═══ Data excerpts ═══

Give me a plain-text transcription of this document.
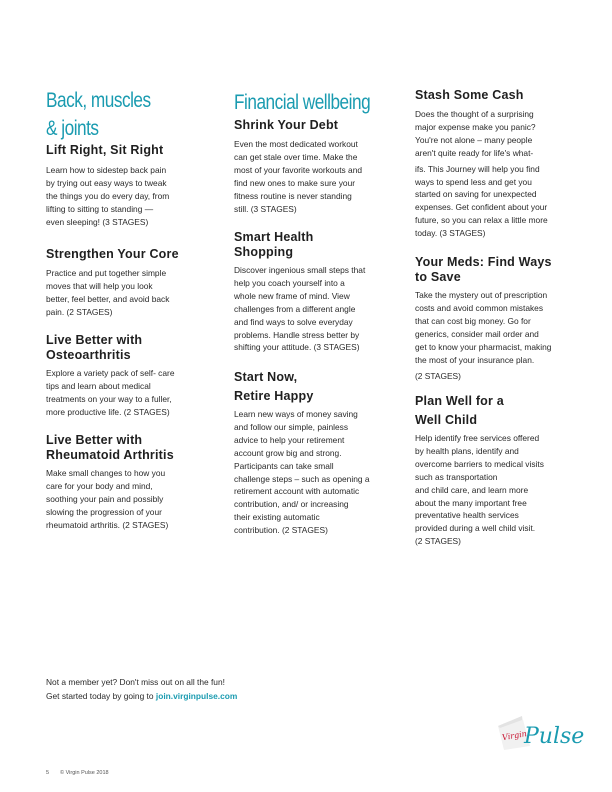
Back, muscles
& joints
Lift Right, Sit Right

Learn how to sidestep back pain

by trying out easy ways to tweak

the things you do every day, from

lifting to sitting to standing —

even sleeping! (3 STAGES)

Strengthen Your Core

Practice and put together simple

moves that will help you look

better, feel better, and avoid back

pain. (2 STAGES)

Live Better with
Osteoarthritis

Explore a variety pack of self- care

tips and learn about medical

treatments on your way to a fuller,

more productive life. (2 STAGES)

Live Better with
Rheumatoid Arthritis

Make small changes to how you

care for your body and mind,

soothing your pain and possibly

slowing the progression of your

rheumatoid arthritis. (2 STAGES)

Financial wellbeing
Shrink Your Debt

Even the most dedicated workout

can get stale over time. Make the

most of your favorite workouts and

find new ones to make sure your

fitness routine is never standing

still. (3 STAGES)

Smart Health
Shopping

Discover ingenious small steps that

help you coach yourself into a

whole new frame of mind. View

challenges from a different angle

and find ways to solve everyday

problems. Handle stress better by

shifting your attitude. (3 STAGES)

Start Now,
Retire Happy

Learn new ways of money saving

and follow our simple, painless

advice to help your retirement

account grow big and strong.

Participants can take small

challenge steps – such as opening a

retirement account with automatic

contribution, and/ or increasing

their existing automatic

contribution. (2 STAGES)

Stash Some Cash

Does the thought of a surprising

major expense make you panic?

You're not alone – many people

aren't quite ready for life's what-

ifs. This Journey will help you find

ways to spend less and get you

started on saving for unexpected

expenses. Get confident about your

future, so you can relax a little more

today. (3 STAGES)

Your Meds: Find Ways
to Save

Take the mystery out of prescription

costs and avoid common mistakes

that can cost big money. Go for

generics, consider mail order and

get to know your pharmacist, making

the most of your insurance plan.

(2 STAGES)

Plan Well for a
Well Child

Help identify free services offered

by health plans, identify and

overcome barriers to medical visits

such as transportation

and child care, and learn more

about the many important free

preventative health services

provided during a well child visit.

(2 STAGES)

Not a member yet? Don't miss out on all the fun!
Get started today by going to join.virginpulse.com
5 © Virgin Pulse 2018
Virgin
Pulse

═══

Reproduce all entries exactly. Pictures do not belong in the copy.

● **Task result**:
Give me a plain-text transcription of this document.
Back, muscles
& joints
Lift Right, Sit Right

Learn how to sidestep back pain

by trying out easy ways to tweak

the things you do every day, from

lifting to sitting to standing —

even sleeping! (3 STAGES)

Strengthen Your Core

Practice and put together simple

moves that will help you look

better, feel better, and avoid back

pain. (2 STAGES)

Live Better with
Osteoarthritis

Explore a variety pack of self- care

tips and learn about medical

treatments on your way to a fuller,

more productive life. (2 STAGES)

Live Better with
Rheumatoid Arthritis

Make small changes to how you

care for your body and mind,

soothing your pain and possibly

slowing the progression of your

rheumatoid arthritis. (2 STAGES)

Financial wellbeing
Shrink Your Debt

Even the most dedicated workout

can get stale over time. Make the

most of your favorite workouts and

find new ones to make sure your

fitness routine is never standing

still. (3 STAGES)

Smart Health
Shopping

Discover ingenious small steps that

help you coach yourself into a

whole new frame of mind. View

challenges from a different angle

and find ways to solve everyday

problems. Handle stress better by

shifting your attitude. (3 STAGES)

Start Now,
Retire Happy

Learn new ways of money saving

and follow our simple, painless

advice to help your retirement

account grow big and strong.

Participants can take small

challenge steps – such as opening a

retirement account with automatic

contribution, and/ or increasing

their existing automatic

contribution. (2 STAGES)

Stash Some Cash

Does the thought of a surprising

major expense make you panic?

You're not alone – many people

aren't quite ready for life's what-

ifs. This Journey will help you find

ways to spend less and get you

started on saving for unexpected

expenses. Get confident about your

future, so you can relax a little more

today. (3 STAGES)

Your Meds: Find Ways
to Save

Take the mystery out of prescription

costs and avoid common mistakes

that can cost big money. Go for

generics, consider mail order and

get to know your pharmacist, making

the most of your insurance plan.

(2 STAGES)

Plan Well for a
Well Child

Help identify free services offered

by health plans, identify and

overcome barriers to medical visits

such as transportation

and child care, and learn more

about the many important free

preventative health services

provided during a well child visit.

(2 STAGES)

Not a member yet? Don't miss out on all the fun!
Get started today by going to join.virginpulse.com
5 © Virgin Pulse 2018
Virgin
Pulse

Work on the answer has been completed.